> **Aim**
Extend the book review about Lady Diana Manners below, starting directly after its final sentence.

> **Passage provided**
----

Anyway, there can be no doubt that before and during the Great War all the golden young men who were to be cut down in battle resolutely besieged her. The most they could hope for, apparently, was to lie chastely beside her, but they were ready to settle for that. They knew what sex was and some of them were even accustomed to getting it, not necessarily from ladies of less exalted provenance than Lady Diana Manners. It follows, if they did not get that from her, that they got something else. In this book it is assumed throughout that she satisfied nobody’s physical desires, least of all those of her beloved husband, the notoriously amorous Duff Cooper. It seems a fair inference that she satisfied the imagination.

A long time later she still satisfies the imagination, or at least stimulates it. The present reviewer wasn’t exactly fresh in from the sticks when he first bumped into her at dinner, but, his education in the ways of the beau monde still had a long way to go. No doubt finding that my initial pleasantries indicated a certain chippiness begging to be put down, she volunteered the opinion that the best thing to do with the poor was to kill them. ‘After all,’ she assured me, ‘we are the best people.’ I took this view seriously enough to argue against it for the next half hour, at the end of which she assured me that she had a phial of poison beside her bed and that when the indignities of old age became too great she would end it all. It didn’t occur to me at the time that this threat might have been a comment on the forensic quality of what she had just been listening to. But here again one doubtless overrates one’s own impact. She probably had her hearing aid turned off. I had made the elementary mistake of trying to impress her.

As this book reveals, men have been doing that since the turn of the century, but the wise ones have always realised sooner or later that if she puts up with your presence at all then she is impressed enough already, so the thing to do is adopt a light tone or, failing that, pipe down and listen. Even at her present advanced age she enjoys the benefit of total recall, a characteristic which has stood Philip Ziegler in good stead.

----

> **Information shown**

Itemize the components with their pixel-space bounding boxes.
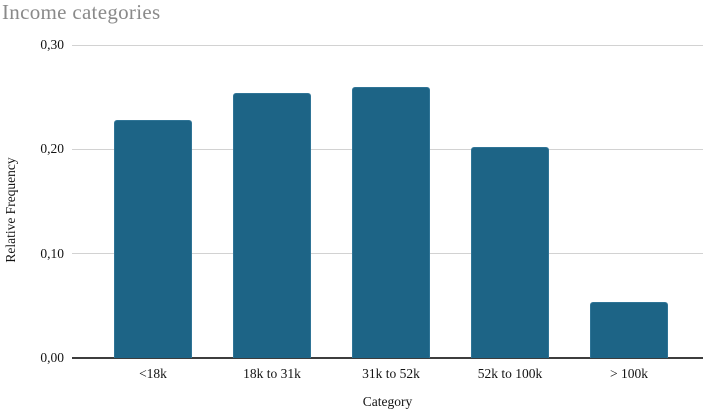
x-tick-label: 18k to 31k [243,366,301,381]
x-axis-title: Category [362,394,413,409]
gridline [72,44,703,46]
bar [590,301,668,358]
x-tick-label: <18k [139,366,167,381]
bar [471,147,549,358]
bar [114,120,192,358]
bar [233,93,311,358]
y-tick-label: 0,00 [40,350,64,365]
bar [352,86,430,358]
y-tick-label: 0,20 [40,141,64,157]
x-tick-label: 52k to 100k [477,366,543,381]
plot-area [72,44,703,359]
y-tick-label: 0,10 [40,245,64,261]
x-tick-label: > 100k [610,366,648,381]
chart-title: Income categories [2,0,161,24]
x-tick-label: 31k to 52k [362,366,420,381]
x-axis-line [72,357,703,359]
y-tick-label: 0,30 [40,37,64,52]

----

> **Output for this task**
For large stretches of the book he has been faced with no greater challenge than to transcribe her memories in grammatical English. Indeed for the opening fanfares of her life the job was already done, since The rainbow comes and goes, the first volume of her autobiography, would be hard to better as a portrait of her young self or of any other bright young thing in that generation. As a writer she had energy, verbal invention, natural comic timing and a fastidious ear which would have ruled out the possibility of her ever using, as Mr Ziegler does, such a cloddish term as ‘lifestyle’ – something he must have learned at Oxford, or perhaps at Eton. With the proviso that suppressio veri and vis comica are both ever-present likelihoods, anything Lady Diana writes or says is as transparent as Malvern Water. Whether at the start of the story or anywhere else during its long course, the most Mr Ziegler could decently add to his subject’s clear stream of reminiscence was a few extra beams of light from odd angles.

One of the odd angles is necessarily the sex angle. Lady Diana Cooper can be included in few categories but one of them is undoubtedly the category of those who don’t mind being gossiped about in print – a category which the professional gossips would have us believe includes everybody. Thus it is possible to read this book without feeling like an accomplice to a robbery. Not that the facts here revealed would have been particularly embarrassing even had she wanted them withheld. She is no more likely to embarrass us in the sexual department than in any other. She is never strident. What she does seem, on this evidence, is a bit unreal. Continually and chastely in love with the one man while he and all around her are successively consumed by more or less ephemeral passions, she is starring in a play by Shaw while everybody else is in a play by Schnitzler.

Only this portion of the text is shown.